TASK REQUIREMENTS
Without pictures, repeat exactly the lines from the one containing "Read all visible content and emit it as JSON." through the end of the entries.

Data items

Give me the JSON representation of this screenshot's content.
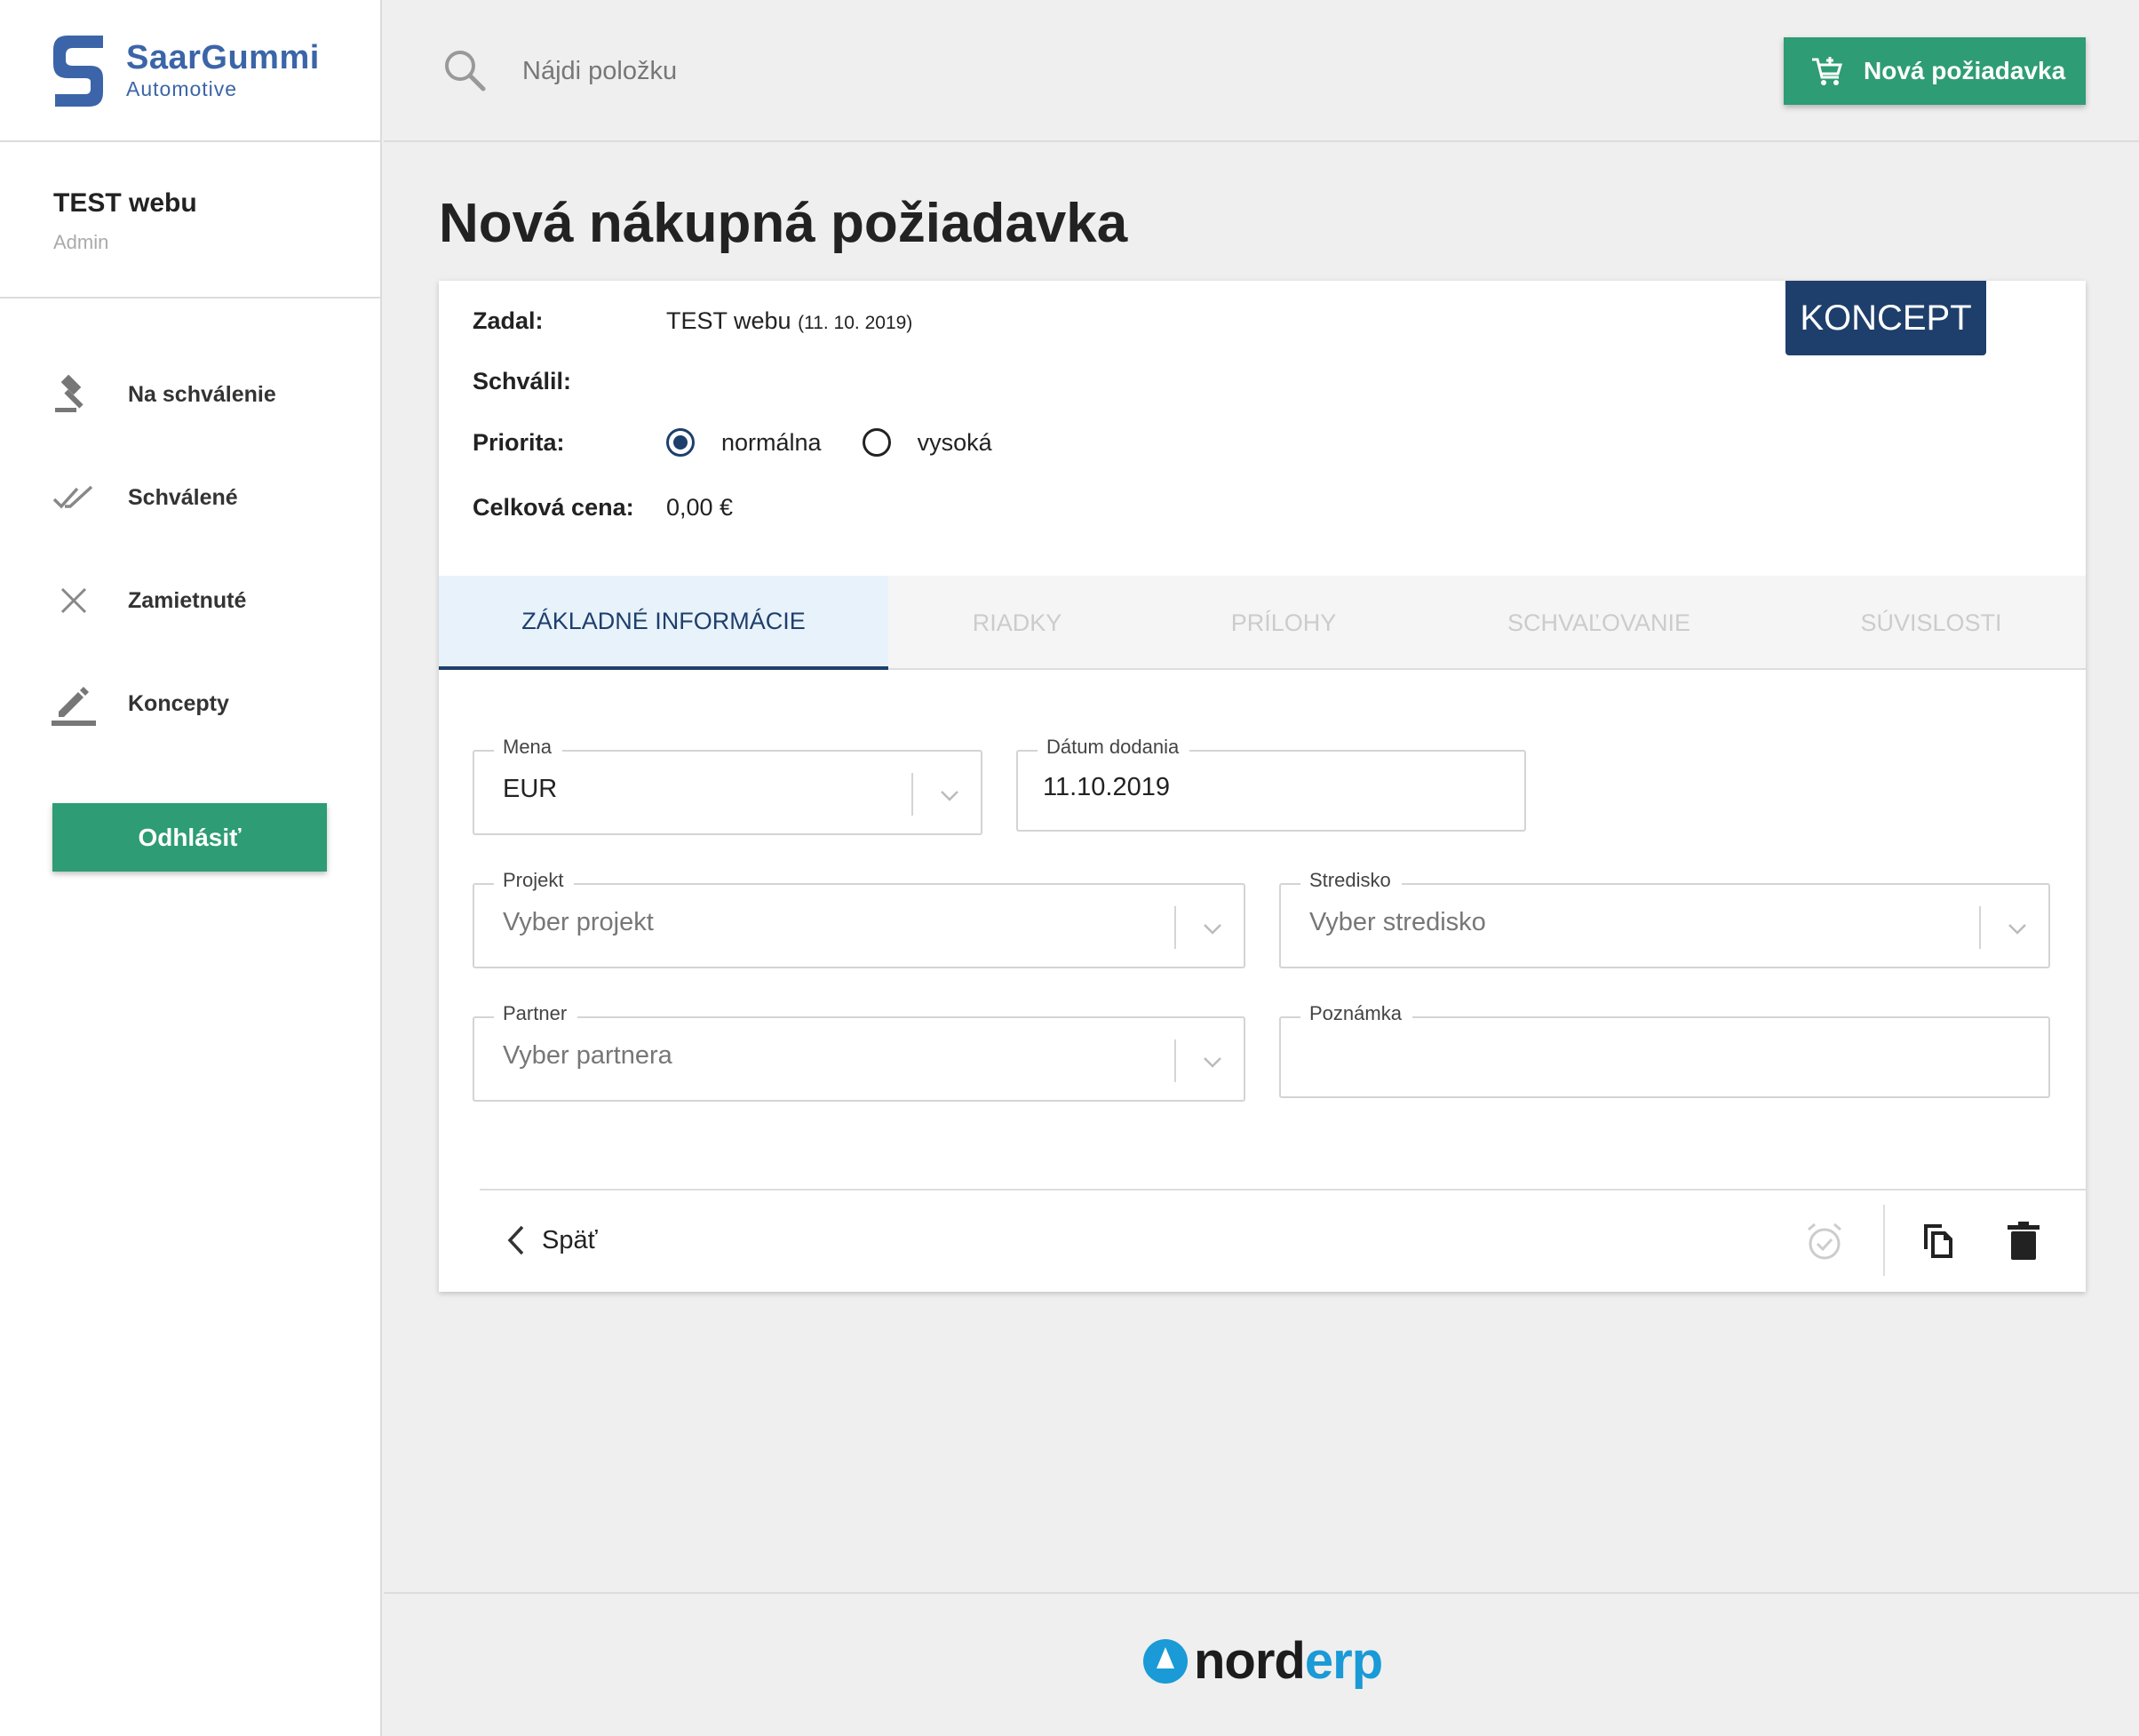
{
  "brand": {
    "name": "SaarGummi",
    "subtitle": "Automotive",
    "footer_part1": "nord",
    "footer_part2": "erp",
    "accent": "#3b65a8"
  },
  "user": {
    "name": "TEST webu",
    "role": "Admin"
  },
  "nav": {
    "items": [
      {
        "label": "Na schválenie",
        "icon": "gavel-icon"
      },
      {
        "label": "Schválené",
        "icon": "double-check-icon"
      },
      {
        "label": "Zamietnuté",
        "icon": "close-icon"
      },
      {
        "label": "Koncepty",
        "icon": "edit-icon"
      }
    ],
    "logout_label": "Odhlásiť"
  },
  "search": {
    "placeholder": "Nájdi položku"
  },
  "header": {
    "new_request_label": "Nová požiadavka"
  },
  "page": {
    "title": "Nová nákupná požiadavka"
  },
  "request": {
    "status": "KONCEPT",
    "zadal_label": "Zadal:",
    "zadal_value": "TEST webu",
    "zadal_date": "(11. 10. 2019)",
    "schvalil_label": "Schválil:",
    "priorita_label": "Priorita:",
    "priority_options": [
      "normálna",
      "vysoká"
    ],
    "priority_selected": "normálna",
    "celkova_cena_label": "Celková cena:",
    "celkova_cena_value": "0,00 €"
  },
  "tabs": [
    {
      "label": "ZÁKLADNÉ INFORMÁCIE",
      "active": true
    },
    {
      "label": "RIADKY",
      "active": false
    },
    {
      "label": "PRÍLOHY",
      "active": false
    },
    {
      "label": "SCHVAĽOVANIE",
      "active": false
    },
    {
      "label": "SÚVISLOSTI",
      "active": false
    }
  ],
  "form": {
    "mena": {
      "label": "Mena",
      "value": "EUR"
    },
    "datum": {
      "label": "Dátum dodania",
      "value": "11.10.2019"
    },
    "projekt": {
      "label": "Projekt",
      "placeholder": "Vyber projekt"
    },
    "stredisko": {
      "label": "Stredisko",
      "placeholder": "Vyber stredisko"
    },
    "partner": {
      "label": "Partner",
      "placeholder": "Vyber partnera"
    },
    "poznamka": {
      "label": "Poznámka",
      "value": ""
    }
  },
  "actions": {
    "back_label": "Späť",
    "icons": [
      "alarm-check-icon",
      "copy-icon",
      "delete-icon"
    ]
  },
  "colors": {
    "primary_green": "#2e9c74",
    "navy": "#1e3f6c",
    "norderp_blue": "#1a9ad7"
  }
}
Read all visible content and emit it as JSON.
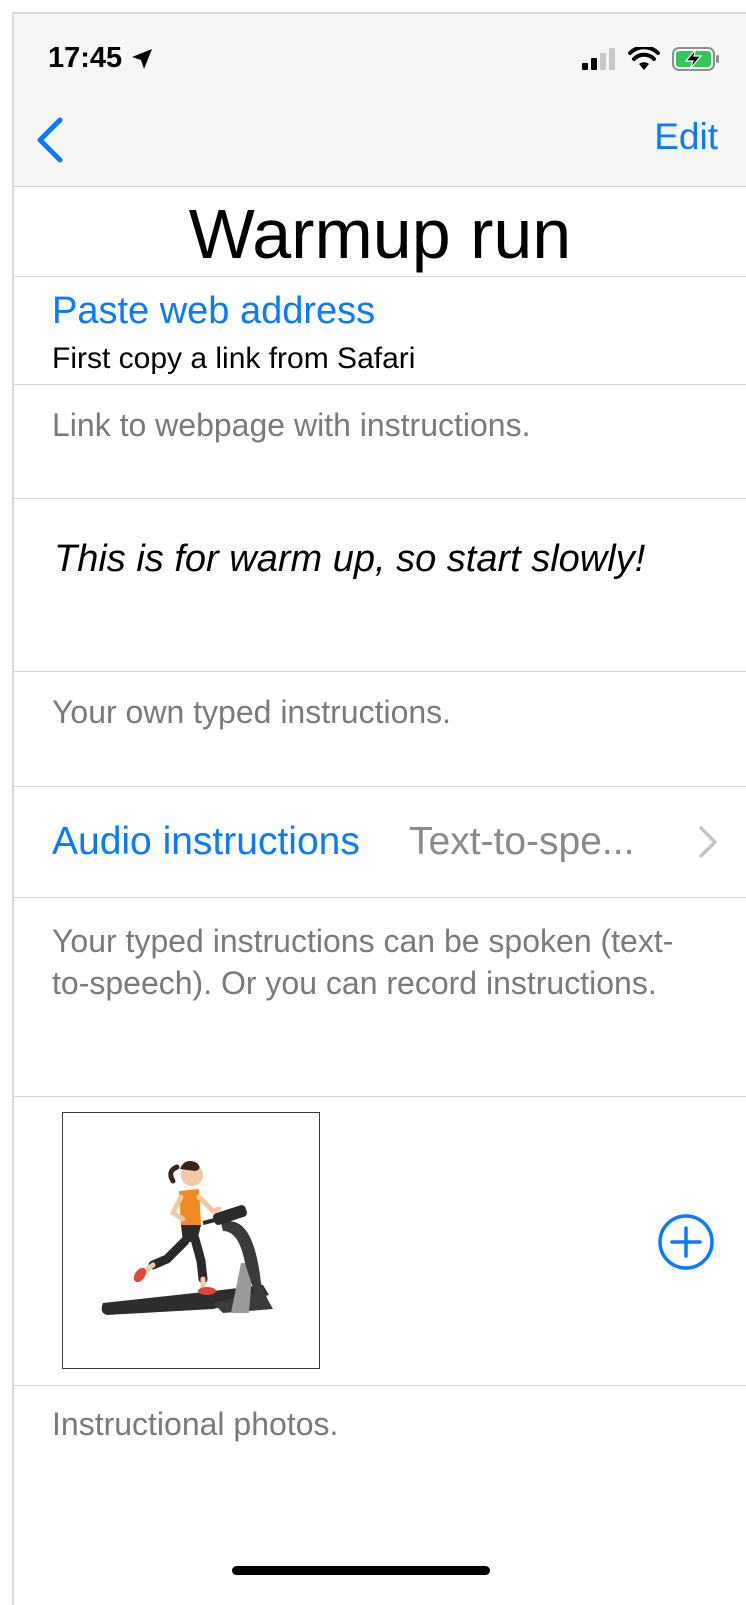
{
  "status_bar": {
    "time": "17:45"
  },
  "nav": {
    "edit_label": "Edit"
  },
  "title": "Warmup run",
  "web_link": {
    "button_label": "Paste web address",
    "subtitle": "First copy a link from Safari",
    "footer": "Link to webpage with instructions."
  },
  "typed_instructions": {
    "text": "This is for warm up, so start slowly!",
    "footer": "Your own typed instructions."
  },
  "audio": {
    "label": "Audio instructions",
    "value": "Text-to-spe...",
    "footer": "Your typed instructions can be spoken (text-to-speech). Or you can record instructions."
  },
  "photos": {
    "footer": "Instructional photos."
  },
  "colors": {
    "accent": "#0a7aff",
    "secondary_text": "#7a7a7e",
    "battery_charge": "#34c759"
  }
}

RESPONSE TO THIS TASK
Read all visible content and emit it as JSON.
{
  "status_bar": {
    "time": "17:45"
  },
  "nav": {
    "edit_label": "Edit"
  },
  "title": "Warmup run",
  "web_link": {
    "button_label": "Paste web address",
    "subtitle": "First copy a link from Safari",
    "footer": "Link to webpage with instructions."
  },
  "typed_instructions": {
    "text": "This is for warm up, so start slowly!",
    "footer": "Your own typed instructions."
  },
  "audio": {
    "label": "Audio instructions",
    "value": "Text-to-spe...",
    "footer": "Your typed instructions can be spoken (text-to-speech). Or you can record instructions."
  },
  "photos": {
    "footer": "Instructional photos."
  },
  "colors": {
    "accent": "#0a7aff",
    "secondary_text": "#7a7a7e",
    "battery_charge": "#34c759"
  }
}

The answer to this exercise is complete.